= COMPLETE THE FOLLOWING =
1/ In the chapter on CHATR speech databases, which two kinds of files are needed to build a synthesizer voice automatically?
2/ Rewrite the part of the chapter on CHATR speech databases starting with "A database is" and going on through "the units themselves.", with "milliseconds" replaced by "samples".
3/ Extend the chapter on CHATR speech databases, picking up after its last line.

This chapter describes one of the major developed subsystems within
CHATR. Here we describe how speech databases may be used as
data for making new voices in CHATR. Given a set of waveform
files and phoneme label files, we can automatically build a speech
synthesizer voice. The method is designed as a much more generalized
method of synthesis pioneered by ATR's Nuutalk
system
(Nuutalk 92), following the direction described in
Campbell 92b.
The chapter describes the basic concept behind a database description as well as the actual details of the commands for declaring a database that CHATR can use, and the options available for tuning unit selection and training. The philosophy behind this method of synthesis is discussed in Campbell 94 (with a larger description in Campbell 95), while details of the selection methods themselves are described in Black 95d and Hunt 96.
This chapter concentrates on giving a full explanation of the the CHATR commands used in definition, declaration and use of a unit database. See section Creating & Training a Speech Synthesizer Database, for information on how to initially build a database.
A database is viewed as a set of ordered strings of units. For our purposes the units are always phonemes. Actually they need not necessarily be classical phonemes but the symbols do need to be declared as a phoneme set. Each unit is declared with a number of `features'. Features can be of any of four types
str
int
flt
cat
Any fields may exist but four are mandatory: a file-id; a phoneme name; a start position in milliseconds; and a duration in milliseconds. Other fields are possible, such as pitch, power, accentedness, phase of the moon, etc.
A database unit description consists of the field declarations and the units themselves.
Field declarations identify the type of each field in a unit description. The first three are mandatory. An example is
((name str) (start int) (duration int) (dur_z flt) (pitch flt) (pitch_z flt) (voice flt) (voice_z flt) (power flt) (power_z flt) (accent (high low none)) (filenumber int))

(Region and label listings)
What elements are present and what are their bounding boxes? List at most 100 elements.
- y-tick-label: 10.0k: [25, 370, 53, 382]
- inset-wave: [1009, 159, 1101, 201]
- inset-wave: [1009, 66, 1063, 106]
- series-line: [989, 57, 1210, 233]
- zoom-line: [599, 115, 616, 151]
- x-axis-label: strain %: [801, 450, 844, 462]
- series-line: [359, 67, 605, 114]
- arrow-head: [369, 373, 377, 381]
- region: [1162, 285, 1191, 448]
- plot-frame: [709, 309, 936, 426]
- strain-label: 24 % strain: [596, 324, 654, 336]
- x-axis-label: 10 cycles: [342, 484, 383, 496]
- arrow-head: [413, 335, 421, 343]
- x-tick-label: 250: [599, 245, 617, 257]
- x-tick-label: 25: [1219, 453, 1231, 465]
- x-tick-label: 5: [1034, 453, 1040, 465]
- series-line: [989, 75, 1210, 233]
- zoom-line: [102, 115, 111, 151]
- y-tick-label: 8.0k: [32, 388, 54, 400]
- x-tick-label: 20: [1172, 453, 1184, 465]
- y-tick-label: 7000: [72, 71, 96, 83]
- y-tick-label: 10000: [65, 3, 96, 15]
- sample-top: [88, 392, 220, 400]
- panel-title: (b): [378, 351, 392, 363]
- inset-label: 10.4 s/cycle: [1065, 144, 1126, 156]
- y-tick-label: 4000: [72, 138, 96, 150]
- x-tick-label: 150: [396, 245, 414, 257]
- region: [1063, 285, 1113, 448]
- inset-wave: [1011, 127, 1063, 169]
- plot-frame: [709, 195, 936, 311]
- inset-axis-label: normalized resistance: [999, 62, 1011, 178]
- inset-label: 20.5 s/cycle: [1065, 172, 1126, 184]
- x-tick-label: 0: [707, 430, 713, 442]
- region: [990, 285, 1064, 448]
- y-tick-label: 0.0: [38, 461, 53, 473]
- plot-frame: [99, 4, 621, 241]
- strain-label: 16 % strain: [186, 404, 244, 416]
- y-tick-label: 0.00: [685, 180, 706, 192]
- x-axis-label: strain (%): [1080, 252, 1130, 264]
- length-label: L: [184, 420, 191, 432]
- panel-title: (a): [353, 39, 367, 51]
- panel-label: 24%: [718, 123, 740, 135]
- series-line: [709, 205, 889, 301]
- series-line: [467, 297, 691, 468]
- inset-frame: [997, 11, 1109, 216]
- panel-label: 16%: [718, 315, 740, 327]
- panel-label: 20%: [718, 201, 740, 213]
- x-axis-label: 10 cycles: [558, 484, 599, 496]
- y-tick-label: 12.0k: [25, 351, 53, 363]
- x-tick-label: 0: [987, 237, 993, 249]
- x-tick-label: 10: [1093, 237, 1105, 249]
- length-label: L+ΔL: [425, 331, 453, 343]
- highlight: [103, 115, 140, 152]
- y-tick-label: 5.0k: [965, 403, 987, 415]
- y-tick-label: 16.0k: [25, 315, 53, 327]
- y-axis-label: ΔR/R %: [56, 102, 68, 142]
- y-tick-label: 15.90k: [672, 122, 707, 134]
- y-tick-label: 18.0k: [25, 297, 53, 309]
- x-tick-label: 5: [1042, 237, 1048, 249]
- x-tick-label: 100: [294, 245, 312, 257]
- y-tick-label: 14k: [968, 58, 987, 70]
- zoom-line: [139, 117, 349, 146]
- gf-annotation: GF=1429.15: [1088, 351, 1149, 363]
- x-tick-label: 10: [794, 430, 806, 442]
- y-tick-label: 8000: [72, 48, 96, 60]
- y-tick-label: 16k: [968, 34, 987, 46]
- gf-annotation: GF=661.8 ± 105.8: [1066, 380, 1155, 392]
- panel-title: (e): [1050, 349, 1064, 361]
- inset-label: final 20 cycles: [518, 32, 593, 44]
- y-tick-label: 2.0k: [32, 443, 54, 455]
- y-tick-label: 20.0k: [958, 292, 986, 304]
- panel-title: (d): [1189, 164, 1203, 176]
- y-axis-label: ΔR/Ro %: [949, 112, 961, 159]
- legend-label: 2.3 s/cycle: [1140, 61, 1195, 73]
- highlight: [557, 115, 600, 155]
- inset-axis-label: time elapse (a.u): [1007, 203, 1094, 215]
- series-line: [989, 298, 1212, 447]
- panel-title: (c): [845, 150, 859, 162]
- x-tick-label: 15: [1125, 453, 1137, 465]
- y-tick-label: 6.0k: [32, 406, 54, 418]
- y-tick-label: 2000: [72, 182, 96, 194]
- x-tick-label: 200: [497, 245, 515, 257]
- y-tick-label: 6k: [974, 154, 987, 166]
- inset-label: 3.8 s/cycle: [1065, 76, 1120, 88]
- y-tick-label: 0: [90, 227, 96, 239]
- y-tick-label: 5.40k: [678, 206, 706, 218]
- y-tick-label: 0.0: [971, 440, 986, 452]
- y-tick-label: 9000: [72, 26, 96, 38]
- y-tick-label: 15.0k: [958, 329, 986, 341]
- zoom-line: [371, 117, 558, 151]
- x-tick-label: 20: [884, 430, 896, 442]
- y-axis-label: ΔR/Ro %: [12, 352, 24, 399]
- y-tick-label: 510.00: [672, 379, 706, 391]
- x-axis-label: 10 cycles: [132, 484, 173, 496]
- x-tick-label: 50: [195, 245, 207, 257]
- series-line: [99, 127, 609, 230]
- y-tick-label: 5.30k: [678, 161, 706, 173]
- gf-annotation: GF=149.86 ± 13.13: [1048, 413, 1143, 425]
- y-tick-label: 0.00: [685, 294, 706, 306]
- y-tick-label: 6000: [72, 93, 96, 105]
==
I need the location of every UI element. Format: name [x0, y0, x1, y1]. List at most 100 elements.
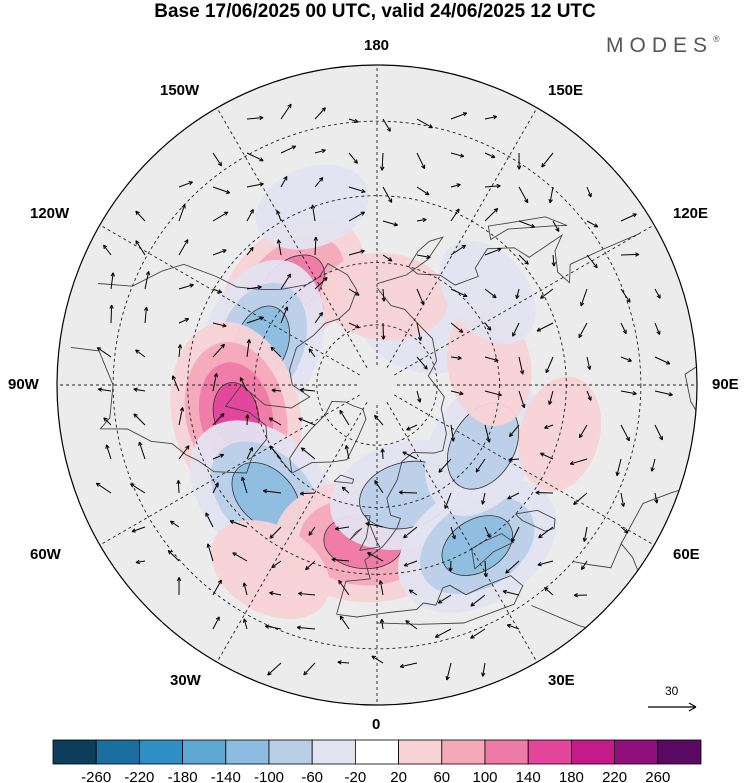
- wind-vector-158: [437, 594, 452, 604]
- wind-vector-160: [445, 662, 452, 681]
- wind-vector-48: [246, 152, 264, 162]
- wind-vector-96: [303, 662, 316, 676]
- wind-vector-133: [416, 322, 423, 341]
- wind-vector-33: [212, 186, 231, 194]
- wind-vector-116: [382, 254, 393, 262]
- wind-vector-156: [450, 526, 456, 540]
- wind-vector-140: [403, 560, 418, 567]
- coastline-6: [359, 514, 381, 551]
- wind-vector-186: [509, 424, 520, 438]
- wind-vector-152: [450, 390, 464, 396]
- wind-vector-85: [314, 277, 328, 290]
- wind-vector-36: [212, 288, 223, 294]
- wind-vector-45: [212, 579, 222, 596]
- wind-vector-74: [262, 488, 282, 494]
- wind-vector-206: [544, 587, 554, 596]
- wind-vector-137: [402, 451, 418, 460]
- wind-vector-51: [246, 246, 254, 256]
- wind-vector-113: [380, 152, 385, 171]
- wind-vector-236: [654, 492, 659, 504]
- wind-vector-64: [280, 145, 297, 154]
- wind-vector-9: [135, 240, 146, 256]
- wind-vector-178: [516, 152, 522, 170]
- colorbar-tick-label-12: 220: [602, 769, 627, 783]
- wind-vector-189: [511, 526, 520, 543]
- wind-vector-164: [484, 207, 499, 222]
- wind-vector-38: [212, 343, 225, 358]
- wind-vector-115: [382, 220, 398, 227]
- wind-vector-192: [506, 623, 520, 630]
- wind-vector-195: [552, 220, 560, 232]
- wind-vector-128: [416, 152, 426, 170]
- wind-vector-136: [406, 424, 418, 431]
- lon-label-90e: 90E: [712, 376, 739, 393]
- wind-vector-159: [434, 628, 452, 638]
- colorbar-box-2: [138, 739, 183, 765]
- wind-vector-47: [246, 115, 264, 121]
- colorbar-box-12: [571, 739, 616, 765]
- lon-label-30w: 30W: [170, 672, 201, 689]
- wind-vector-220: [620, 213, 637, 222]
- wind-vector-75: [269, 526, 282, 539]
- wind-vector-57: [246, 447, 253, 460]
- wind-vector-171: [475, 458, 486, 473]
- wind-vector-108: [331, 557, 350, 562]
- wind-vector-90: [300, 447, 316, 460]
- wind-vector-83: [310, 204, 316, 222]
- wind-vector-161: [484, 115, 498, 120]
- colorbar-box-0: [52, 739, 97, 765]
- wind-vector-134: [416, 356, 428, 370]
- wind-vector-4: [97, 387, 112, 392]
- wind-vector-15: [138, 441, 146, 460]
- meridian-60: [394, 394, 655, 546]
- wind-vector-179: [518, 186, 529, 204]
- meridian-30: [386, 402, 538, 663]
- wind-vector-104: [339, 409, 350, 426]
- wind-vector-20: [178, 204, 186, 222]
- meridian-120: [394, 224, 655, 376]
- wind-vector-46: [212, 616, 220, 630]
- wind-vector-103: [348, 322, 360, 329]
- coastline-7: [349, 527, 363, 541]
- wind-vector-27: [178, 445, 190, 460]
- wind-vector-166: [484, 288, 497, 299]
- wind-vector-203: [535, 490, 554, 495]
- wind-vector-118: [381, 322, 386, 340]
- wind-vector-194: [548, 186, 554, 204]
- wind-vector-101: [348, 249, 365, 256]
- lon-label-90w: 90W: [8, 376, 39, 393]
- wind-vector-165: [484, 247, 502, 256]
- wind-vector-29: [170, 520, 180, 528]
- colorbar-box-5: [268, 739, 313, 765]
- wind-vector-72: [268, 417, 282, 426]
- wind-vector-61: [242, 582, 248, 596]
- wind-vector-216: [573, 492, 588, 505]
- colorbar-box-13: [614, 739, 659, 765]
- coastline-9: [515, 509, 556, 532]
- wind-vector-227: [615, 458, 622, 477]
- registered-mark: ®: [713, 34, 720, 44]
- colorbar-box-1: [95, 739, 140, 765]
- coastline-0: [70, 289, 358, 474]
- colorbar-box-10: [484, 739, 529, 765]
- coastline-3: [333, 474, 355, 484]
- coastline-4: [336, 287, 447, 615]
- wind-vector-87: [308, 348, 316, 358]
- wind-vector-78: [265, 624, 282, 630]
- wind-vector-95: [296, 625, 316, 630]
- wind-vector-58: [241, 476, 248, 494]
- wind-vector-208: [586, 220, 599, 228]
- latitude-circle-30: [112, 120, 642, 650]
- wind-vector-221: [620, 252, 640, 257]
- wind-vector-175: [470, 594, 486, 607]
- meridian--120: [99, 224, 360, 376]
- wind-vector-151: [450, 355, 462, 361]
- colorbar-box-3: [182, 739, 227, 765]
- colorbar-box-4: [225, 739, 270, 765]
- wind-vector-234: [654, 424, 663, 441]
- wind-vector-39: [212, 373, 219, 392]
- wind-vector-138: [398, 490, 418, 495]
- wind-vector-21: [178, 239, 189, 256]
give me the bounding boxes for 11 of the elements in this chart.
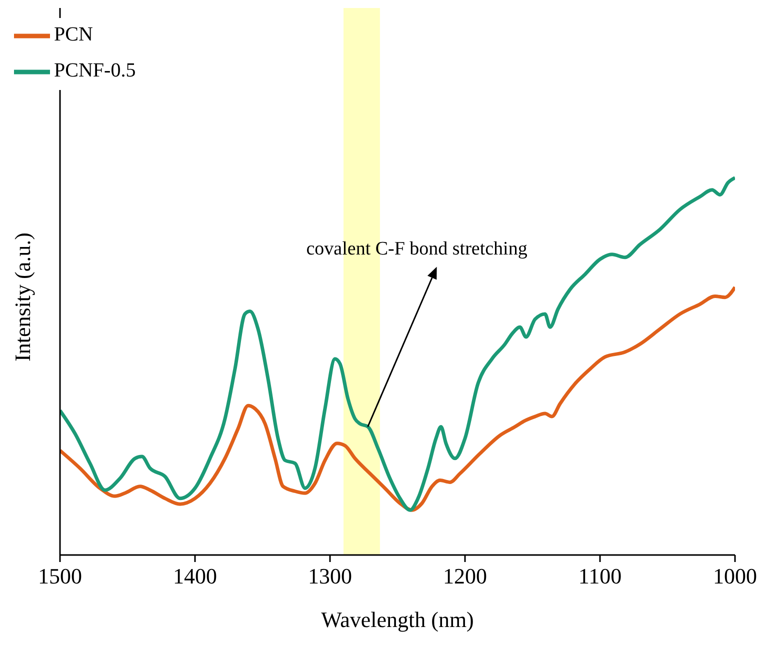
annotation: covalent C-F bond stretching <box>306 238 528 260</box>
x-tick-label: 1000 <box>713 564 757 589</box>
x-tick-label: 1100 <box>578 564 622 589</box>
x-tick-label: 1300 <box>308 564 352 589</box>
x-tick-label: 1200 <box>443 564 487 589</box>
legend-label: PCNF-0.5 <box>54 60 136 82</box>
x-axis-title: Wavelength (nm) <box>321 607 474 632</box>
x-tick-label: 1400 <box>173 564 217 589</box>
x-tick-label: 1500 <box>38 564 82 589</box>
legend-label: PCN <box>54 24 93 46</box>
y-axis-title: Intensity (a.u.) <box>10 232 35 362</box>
...
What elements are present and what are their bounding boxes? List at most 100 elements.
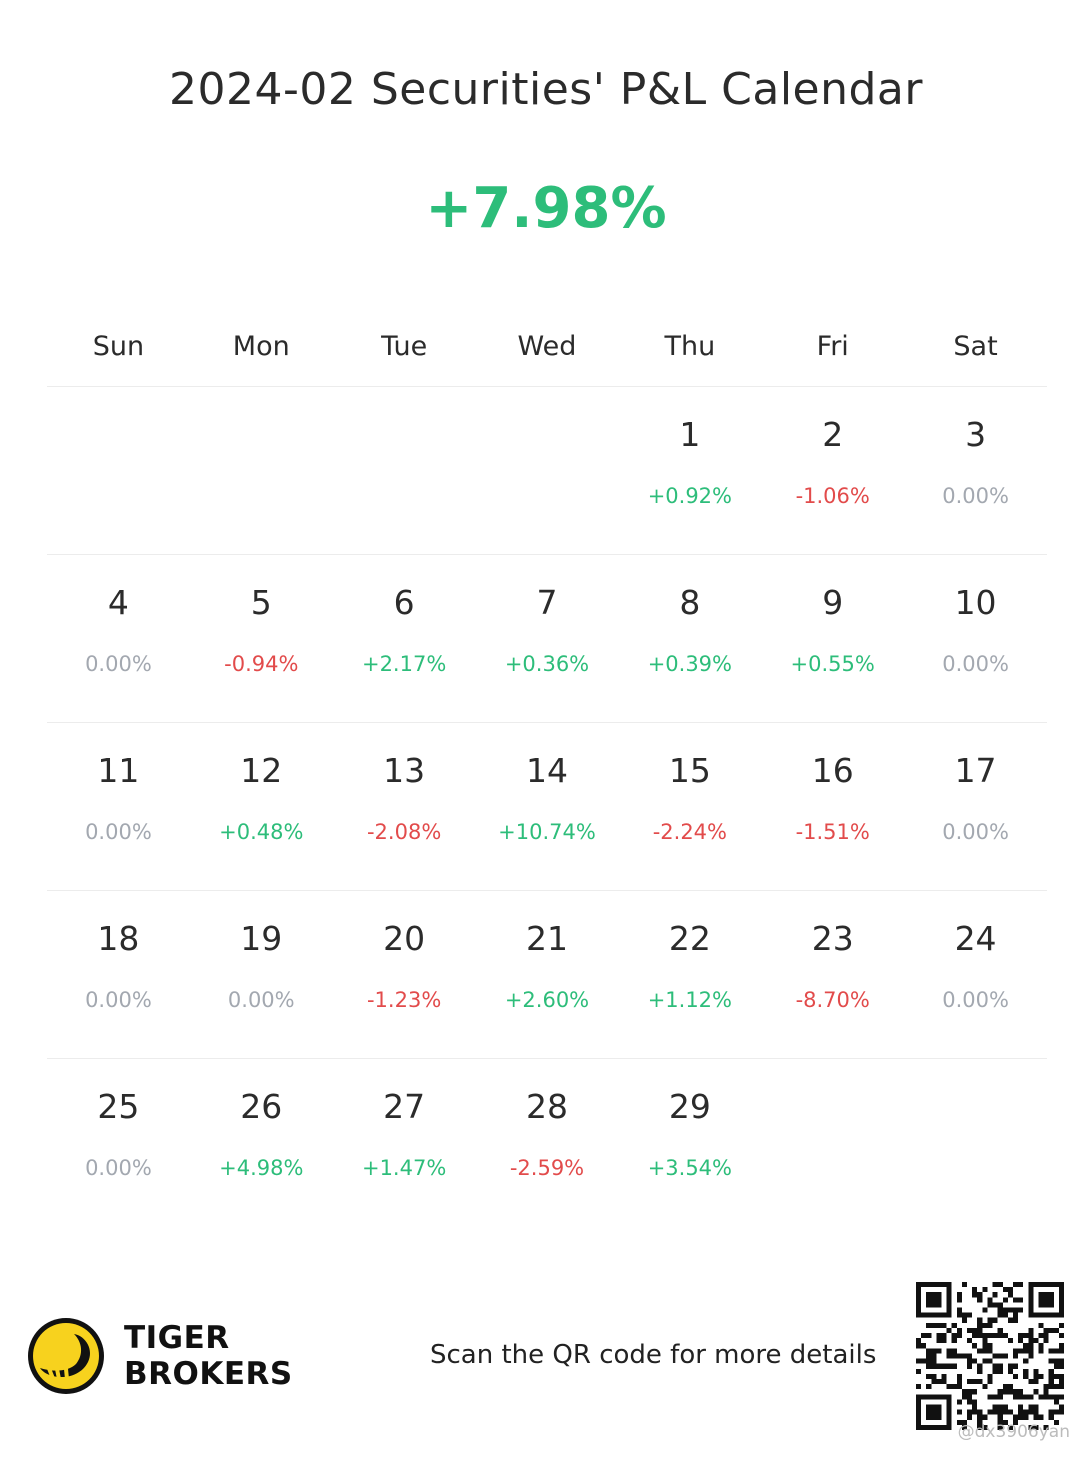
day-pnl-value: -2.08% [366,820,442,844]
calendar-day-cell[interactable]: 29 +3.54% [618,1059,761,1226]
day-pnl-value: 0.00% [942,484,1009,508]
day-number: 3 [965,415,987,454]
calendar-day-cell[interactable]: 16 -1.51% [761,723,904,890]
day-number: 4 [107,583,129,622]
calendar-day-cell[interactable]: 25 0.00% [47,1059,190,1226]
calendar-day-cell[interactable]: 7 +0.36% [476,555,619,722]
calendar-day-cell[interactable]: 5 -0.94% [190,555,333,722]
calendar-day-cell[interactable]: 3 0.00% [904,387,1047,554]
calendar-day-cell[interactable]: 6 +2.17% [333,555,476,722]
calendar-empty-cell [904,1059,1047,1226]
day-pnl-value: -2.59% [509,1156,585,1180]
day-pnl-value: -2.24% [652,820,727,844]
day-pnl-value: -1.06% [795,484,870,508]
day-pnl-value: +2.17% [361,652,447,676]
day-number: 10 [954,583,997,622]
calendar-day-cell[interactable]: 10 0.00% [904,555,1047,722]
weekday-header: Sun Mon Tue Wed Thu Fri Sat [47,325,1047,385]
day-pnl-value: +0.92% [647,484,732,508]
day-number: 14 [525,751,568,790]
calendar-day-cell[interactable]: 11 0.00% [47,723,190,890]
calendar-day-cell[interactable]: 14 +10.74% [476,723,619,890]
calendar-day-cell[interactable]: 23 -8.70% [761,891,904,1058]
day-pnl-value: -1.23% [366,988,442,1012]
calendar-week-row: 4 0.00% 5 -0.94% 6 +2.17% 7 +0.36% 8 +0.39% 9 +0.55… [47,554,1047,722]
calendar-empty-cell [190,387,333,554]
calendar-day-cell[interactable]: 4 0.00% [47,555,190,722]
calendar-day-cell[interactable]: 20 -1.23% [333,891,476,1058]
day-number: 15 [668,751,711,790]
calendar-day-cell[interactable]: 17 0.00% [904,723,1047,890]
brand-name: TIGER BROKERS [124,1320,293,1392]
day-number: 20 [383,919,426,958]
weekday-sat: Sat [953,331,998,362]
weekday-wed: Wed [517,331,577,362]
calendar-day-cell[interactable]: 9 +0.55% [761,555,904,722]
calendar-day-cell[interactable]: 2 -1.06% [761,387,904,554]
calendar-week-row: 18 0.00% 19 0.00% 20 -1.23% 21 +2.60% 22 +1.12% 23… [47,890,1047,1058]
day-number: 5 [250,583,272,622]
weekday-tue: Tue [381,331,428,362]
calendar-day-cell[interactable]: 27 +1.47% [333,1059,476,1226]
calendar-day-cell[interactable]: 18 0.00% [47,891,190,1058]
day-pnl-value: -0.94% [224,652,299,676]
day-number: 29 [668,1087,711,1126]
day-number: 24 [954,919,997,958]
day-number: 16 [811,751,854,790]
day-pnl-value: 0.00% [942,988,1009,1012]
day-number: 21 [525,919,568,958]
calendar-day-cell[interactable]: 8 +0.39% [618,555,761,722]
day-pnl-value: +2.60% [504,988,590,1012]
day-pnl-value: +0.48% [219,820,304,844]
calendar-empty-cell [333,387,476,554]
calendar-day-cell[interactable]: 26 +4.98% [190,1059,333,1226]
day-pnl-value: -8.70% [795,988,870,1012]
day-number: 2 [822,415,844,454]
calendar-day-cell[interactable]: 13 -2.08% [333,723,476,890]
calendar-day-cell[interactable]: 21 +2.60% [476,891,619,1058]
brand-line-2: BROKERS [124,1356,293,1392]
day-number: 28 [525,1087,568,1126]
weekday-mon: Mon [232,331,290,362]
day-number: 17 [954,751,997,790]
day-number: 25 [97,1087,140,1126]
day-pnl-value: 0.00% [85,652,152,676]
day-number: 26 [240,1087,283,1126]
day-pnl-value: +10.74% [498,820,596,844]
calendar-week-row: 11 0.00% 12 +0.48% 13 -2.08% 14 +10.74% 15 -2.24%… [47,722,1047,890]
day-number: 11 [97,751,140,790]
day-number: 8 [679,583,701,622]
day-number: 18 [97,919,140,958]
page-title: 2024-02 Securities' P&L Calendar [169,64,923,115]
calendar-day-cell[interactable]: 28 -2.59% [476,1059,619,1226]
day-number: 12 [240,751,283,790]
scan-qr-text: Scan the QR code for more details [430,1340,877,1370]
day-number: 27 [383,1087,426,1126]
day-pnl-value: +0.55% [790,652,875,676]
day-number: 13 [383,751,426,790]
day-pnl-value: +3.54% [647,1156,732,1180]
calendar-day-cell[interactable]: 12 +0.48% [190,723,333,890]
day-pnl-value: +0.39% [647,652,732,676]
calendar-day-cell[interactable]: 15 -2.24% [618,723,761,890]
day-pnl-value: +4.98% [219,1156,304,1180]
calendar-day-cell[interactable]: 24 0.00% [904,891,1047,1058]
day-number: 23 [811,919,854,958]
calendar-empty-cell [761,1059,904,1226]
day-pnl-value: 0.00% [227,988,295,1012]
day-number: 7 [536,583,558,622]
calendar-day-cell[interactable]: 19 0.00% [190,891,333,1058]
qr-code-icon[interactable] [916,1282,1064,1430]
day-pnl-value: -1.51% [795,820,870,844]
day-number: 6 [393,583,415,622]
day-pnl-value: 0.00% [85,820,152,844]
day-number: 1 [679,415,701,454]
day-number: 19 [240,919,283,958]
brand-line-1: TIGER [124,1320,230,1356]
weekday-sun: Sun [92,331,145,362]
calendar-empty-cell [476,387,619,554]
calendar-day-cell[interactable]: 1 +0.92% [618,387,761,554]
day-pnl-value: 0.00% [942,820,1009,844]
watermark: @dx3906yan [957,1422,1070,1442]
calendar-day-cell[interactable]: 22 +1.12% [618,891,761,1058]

= SOLVED PROBLEMS =
1/ Waveform files and phoneme label files.

2/
A database is viewed as a set of ordered strings of units. For our purposes the units are always phonemes. Actually they need not necessarily be classical phonemes but the symbols do need to be declared as a phoneme set. Each unit is declared with a number of `features'. Features can be of any of four types
str
int
flt
cat
Any fields may exist but four are mandatory: a file-id; a phoneme name; a start position in samples; and a duration in samples. Other fields are possible, such as pitch, power, accentedness, phase of the moon, etc.
A database unit description consists of the field declarations and the units themselves.

3/
Note accent
, a category feature, is declared with a set of
discrete values. Also name
is special although declared as a
string is actually discrete consisting of a subset of the phonemes
within the database's declared phoneme set.
The unit descriptions themselves are split into groups, a group for each file in the database. Units within a group are taken to be contiguous. The general format is
(file-id (unit~0 start~0 duration~0 ...) (unit~1 start~1 duration~1 ...) (unit~2 start~2 duration~2 ...) ... )
The file-id will be described below. It should not be a full pathname but only the short identifier for the file. This is so that the database may be moved to (or accessed from) a different place in the file system without changing the unit description file. If units are in the same file but are not contiguous they should be specified in a separated group with the same file-id (and appropriate start times).
A unit database description is declared using the Database
Unit
command. It is followed by a filename in which the compiled
index built from the unit description will be saved. Also, an
optional phoneme set for the units may be specified. In no phoneme
set is explicitly given, the current internal phoneme set is used.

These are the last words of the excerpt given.